_Given exercise 1_
From the storytelling post, quote word for word the passage starting at "Brief musings about" and ending at "his wobbly power.".
_Given exercise 2_
Decide whether each statement agrees with the storytelling post. Answer yes or no, and quote the deciding words. (a) The narrator was 21 when first watching the film in 1989. (b) The two protagonists walk through the slums of Jakarta. (c) Guy Hamilton is called the film's conscience.
_Given exercise 3_
Name every person the storytelling post mentions by name, including film characters.

Blinded by the Light?
Quotable: A philosophy for telling stories — and for life.
Brief musings about storytelling each day (or as frequently as I can muster).
June 14, 2026
TODAY WE VEER into philosophy a bit, though I do aim to remain grounded in the real world of storytelling.
One evening in 1989, when I was 21 and my dreams of being a foreign correspondent were just beginning to gestate, I sat in the apartment of my then-role model and watched a very intense journalism movie called The Year of Living Dangerously. At least, I thought it was a journalism movie at first.
Turns out the film, directed by Peter Weir, was far more.
The two protagonists, Guy Hamilton (played by Mel Gibson) and Billy Kwan (played by Linda Hunt), both international journalists, are walking one night through the slums of Lombok in Indonesia. It is the mid-1960s, and the country is at the boiling point as its president fights to hold onto his wobbly power.
The two have a conversation about how (and whether) to help the unfortunate that surround them. Billy notes that $5 from Guy’s pocket could change someone’s life. Guy balks, saying that no matter what you do or give, it’s a droplet in the bucket.
Billy Kwan, the film’s conscience, doesn’t look at it that way at all. He invokes Leo Tolstoy’s views on poverty, then says:
“I support the view that you just don’t think about the major issues. You do whatever you can about the misery that’s in front of you. Add your light to the sum of light.”
Since I first heard that quote on that long-ago night, I have been a partisan of the sentiment. It’s something that has guided my life; though I haven’t always been successful at it, it is a North Star for me.
But how does it apply to storytelling?
Journalism, I’ve always felt, is an act of faith, and by extension much storytelling is as well. You put something out there in the ether and — even with modern metrics — you can only hope that it means something to someone, that it proves useful, that it is moving or difference-making or adds to the world. Most times, the faith is never confirmed. But even in a profession turned upside down in recent years, somehow for most journalists the faith endures.

Layout records

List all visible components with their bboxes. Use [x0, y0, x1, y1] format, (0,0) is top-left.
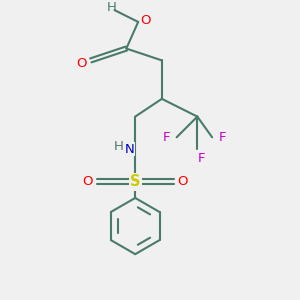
Text: O: O [77, 57, 87, 70]
Text: N: N [125, 142, 135, 156]
Text: H: H [114, 140, 124, 153]
Text: F: F [163, 131, 170, 144]
Text: O: O [140, 14, 151, 27]
Text: F: F [198, 152, 206, 164]
Text: H: H [106, 1, 116, 13]
Text: F: F [219, 131, 226, 144]
Text: O: O [177, 175, 188, 188]
Text: O: O [82, 175, 93, 188]
Text: S: S [130, 174, 140, 189]
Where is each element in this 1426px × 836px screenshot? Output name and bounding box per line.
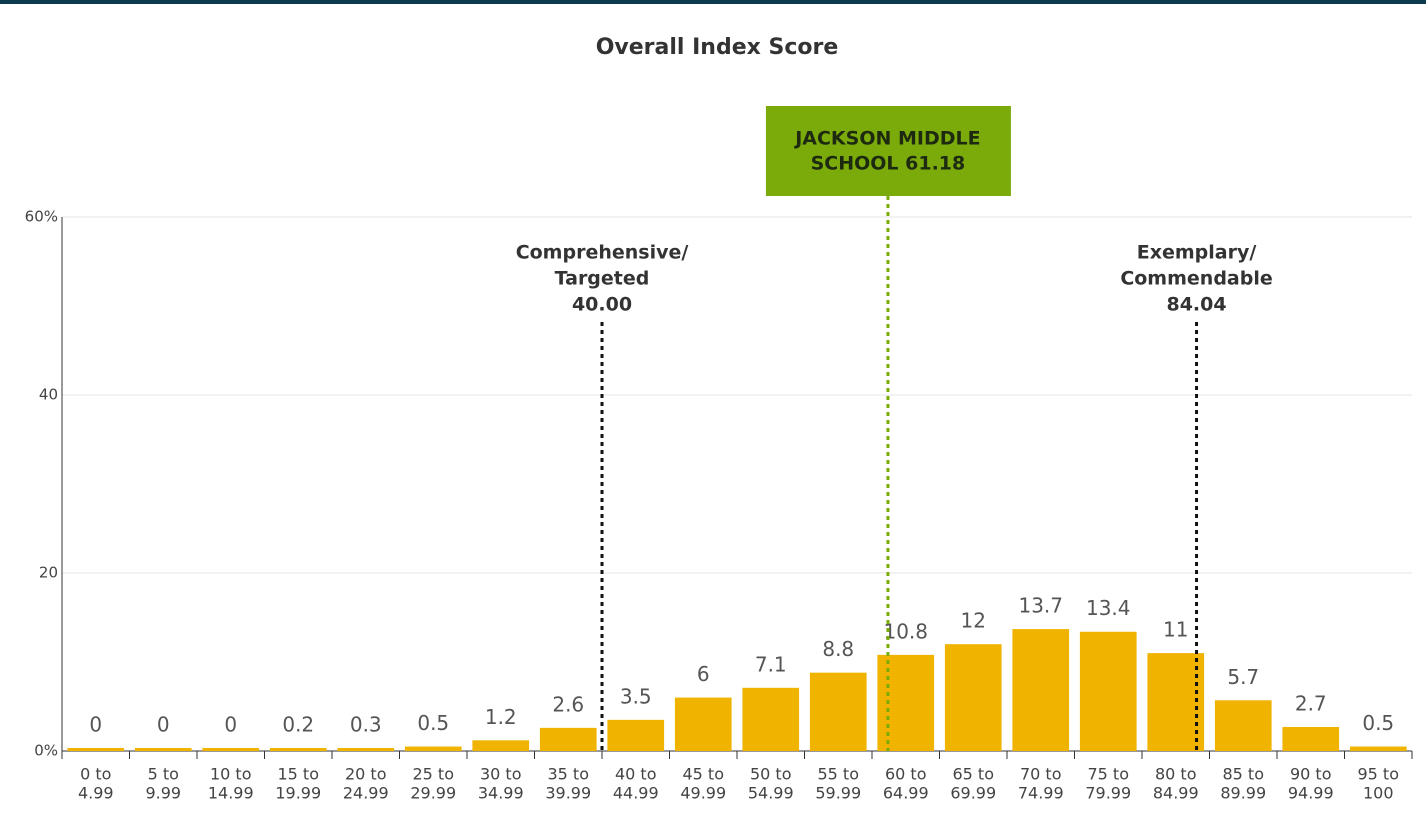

_Task output 1_
Brief musings about storytelling each day (or as frequently as I can muster).
June 14, 2026
TODAY WE VEER into philosophy a bit, though I do aim to remain grounded in the real world of storytelling.
One evening in 1989, when I was 21 and my dreams of being a foreign correspondent were just beginning to gestate, I sat in the apartment of my then-role model and watched a very intense journalism movie called The Year of Living Dangerously. At least, I thought it was a journalism movie at first.
Turns out the film, directed by Peter Weir, was far more.
The two protagonists, Guy Hamilton (played by Mel Gibson) and Billy Kwan (played by Linda Hunt), both international journalists, are walking one night through the slums of Lombok in Indonesia. It is the mid-1960s, and the country is at the boiling point as its president fights to hold onto his wobbly power.

_Task output 2_
(a) Yes: "One evening in 1989, when I was 21"
(b) No: "are walking one night through the slums of Lombok in Indonesia"
(c) No: "Billy Kwan, the film’s conscience"

_Task output 3_
Peter Weir, Guy Hamilton, Mel Gibson, Billy Kwan, Linda Hunt, Leo Tolstoy